* _Set task_
Copy the following records line for line, changing nothing.

* _Data_
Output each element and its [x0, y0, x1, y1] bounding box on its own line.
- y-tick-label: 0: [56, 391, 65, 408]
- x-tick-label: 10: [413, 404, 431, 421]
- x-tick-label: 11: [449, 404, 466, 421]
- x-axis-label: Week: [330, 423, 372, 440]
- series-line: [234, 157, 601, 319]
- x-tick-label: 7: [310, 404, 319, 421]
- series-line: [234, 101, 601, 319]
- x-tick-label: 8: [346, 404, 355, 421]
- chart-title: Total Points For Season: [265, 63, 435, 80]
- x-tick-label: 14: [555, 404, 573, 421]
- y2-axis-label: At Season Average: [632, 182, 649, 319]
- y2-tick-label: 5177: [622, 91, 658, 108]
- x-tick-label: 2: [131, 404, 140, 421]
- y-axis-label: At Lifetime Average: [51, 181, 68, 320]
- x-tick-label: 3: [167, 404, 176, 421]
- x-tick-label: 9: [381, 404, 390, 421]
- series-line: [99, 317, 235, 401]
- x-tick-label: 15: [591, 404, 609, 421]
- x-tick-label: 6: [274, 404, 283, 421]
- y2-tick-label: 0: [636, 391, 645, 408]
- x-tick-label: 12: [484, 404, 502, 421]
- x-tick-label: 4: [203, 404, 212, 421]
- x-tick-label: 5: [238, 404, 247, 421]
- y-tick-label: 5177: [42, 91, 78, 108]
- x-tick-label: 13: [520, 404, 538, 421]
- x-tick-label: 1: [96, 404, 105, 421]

* _Right answer_
Output each element and its [x0, y0, x1, y1] bounding box on its own line.
- y-tick-label: 0: [56, 391, 65, 408]
- x-tick-label: 10: [413, 404, 431, 421]
- x-tick-label: 11: [449, 404, 466, 421]
- x-axis-label: Week: [330, 423, 372, 440]
- series-line: [234, 157, 601, 319]
- x-tick-label: 7: [310, 404, 319, 421]
- series-line: [234, 101, 601, 319]
- x-tick-label: 8: [346, 404, 355, 421]
- chart-title: Total Points For Season: [265, 63, 435, 80]
- x-tick-label: 14: [555, 404, 573, 421]
- y2-axis-label: At Season Average: [632, 182, 649, 319]
- y2-tick-label: 5177: [622, 91, 658, 108]
- x-tick-label: 2: [131, 404, 140, 421]
- y-axis-label: At Lifetime Average: [51, 181, 68, 320]
- x-tick-label: 3: [167, 404, 176, 421]
- x-tick-label: 9: [381, 404, 390, 421]
- series-line: [99, 317, 235, 401]
- x-tick-label: 15: [591, 404, 609, 421]
- x-tick-label: 6: [274, 404, 283, 421]
- y2-tick-label: 0: [636, 391, 645, 408]
- x-tick-label: 12: [484, 404, 502, 421]
- x-tick-label: 4: [203, 404, 212, 421]
- x-tick-label: 5: [238, 404, 247, 421]
- y-tick-label: 5177: [42, 91, 78, 108]
- x-tick-label: 13: [520, 404, 538, 421]
- x-tick-label: 1: [96, 404, 105, 421]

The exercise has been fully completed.